Records provided »
-- BEGIN --
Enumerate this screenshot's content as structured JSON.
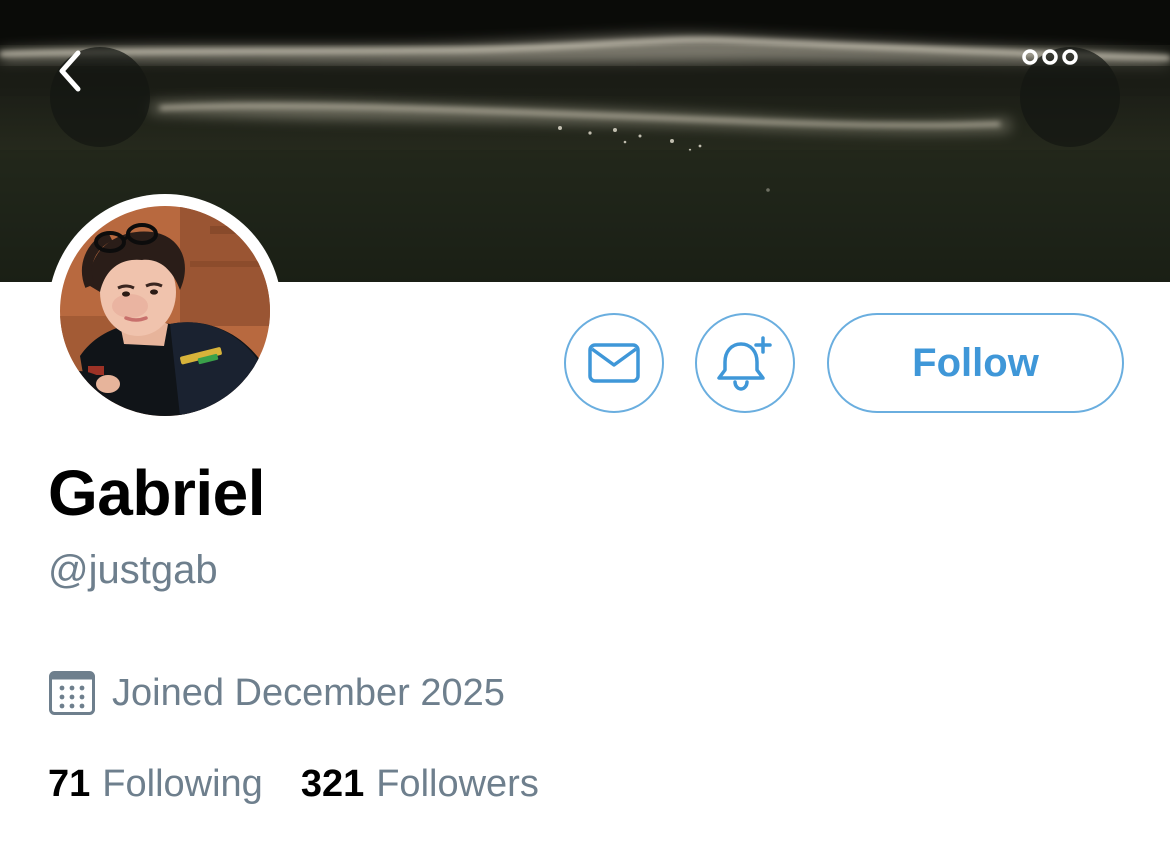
{
  "profile": {
    "display_name": "Gabriel",
    "handle": "@justgab",
    "joined": "Joined December 2025",
    "avatar": "profile-photo",
    "banner": "night-ocean-waves"
  },
  "stats": {
    "following_count": "71",
    "following_label": "Following",
    "followers_count": "321",
    "followers_label": "Followers"
  },
  "actions": {
    "follow_label": "Follow"
  },
  "icons": {
    "back": "chevron-left-icon",
    "more": "more-horizontal-icon",
    "message": "envelope-icon",
    "notify": "bell-plus-icon",
    "calendar": "calendar-icon"
  },
  "colors": {
    "accent": "#3f97d8",
    "accent_border": "#6aaedf",
    "secondary_text": "#6e7f8d",
    "primary_text": "#000000"
  }
}
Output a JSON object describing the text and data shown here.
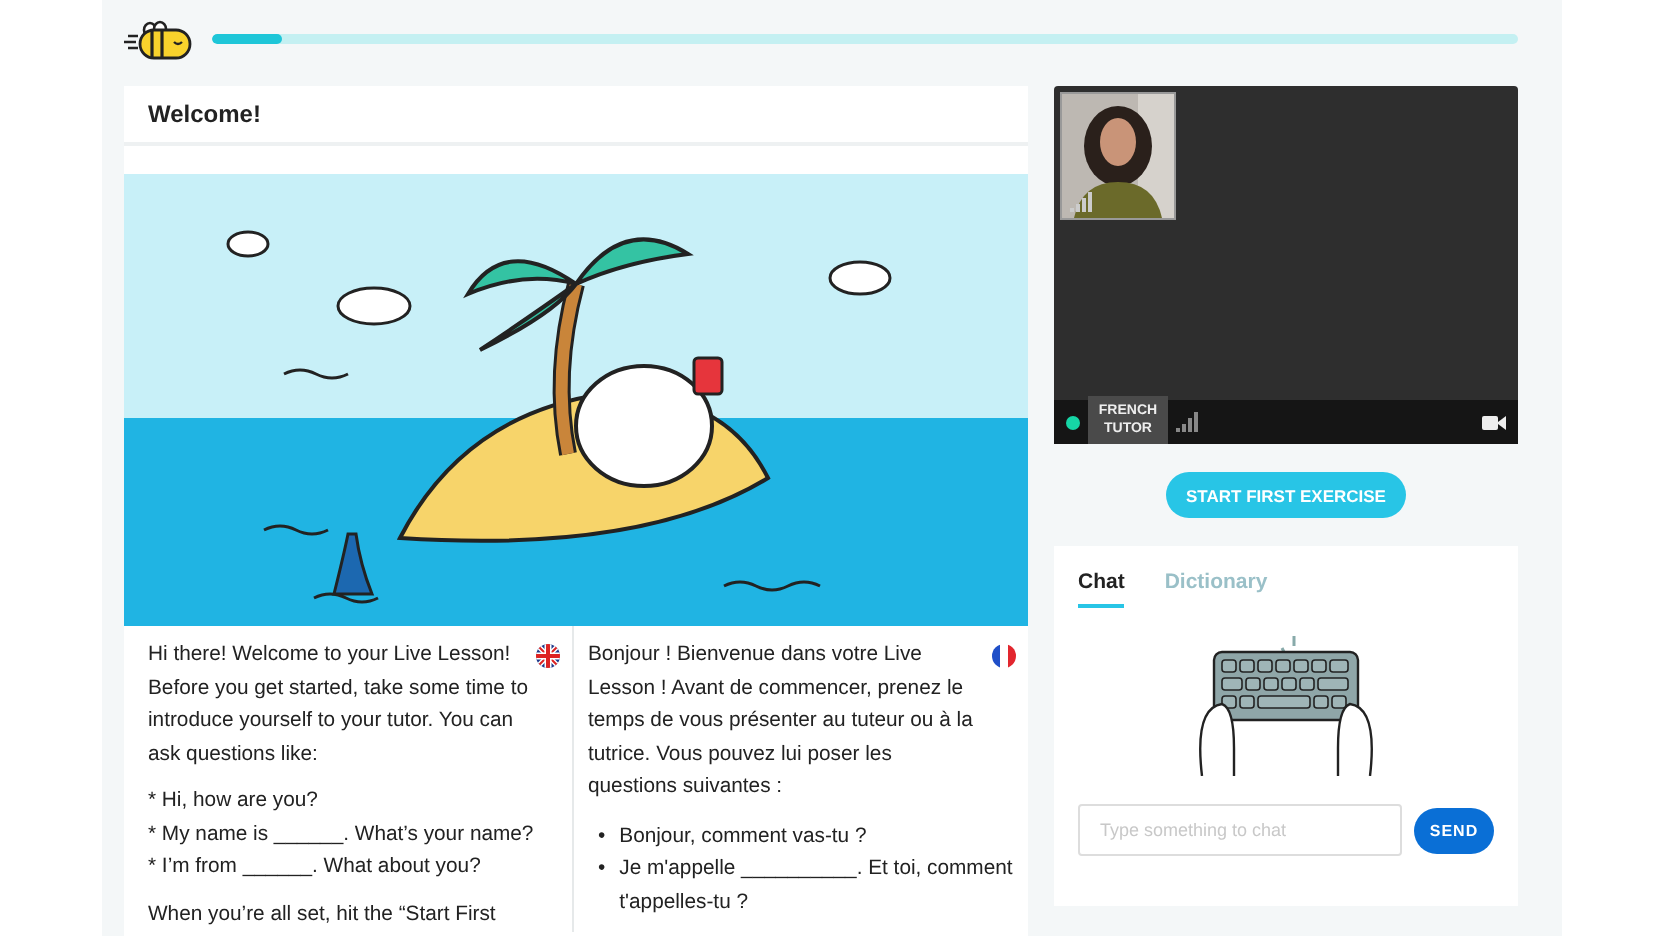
-- END --
An exact transcription of all the entries is required, without the pictures.

Full output »
Enumerate this screenshot's content as structured JSON.
{
  "profile": {
    "display_name": "Gabriel",
    "handle": "@justgab",
    "joined": "Joined December 2025",
    "avatar": "profile-photo",
    "banner": "night-ocean-waves"
  },
  "stats": {
    "following_count": "71",
    "following_label": "Following",
    "followers_count": "321",
    "followers_label": "Followers"
  },
  "actions": {
    "follow_label": "Follow"
  },
  "icons": {
    "back": "chevron-left-icon",
    "more": "more-horizontal-icon",
    "message": "envelope-icon",
    "notify": "bell-plus-icon",
    "calendar": "calendar-icon"
  },
  "colors": {
    "accent": "#3f97d8",
    "accent_border": "#6aaedf",
    "secondary_text": "#6e7f8d",
    "primary_text": "#000000"
  }
}
Output a JSON object describing the text and data shown here.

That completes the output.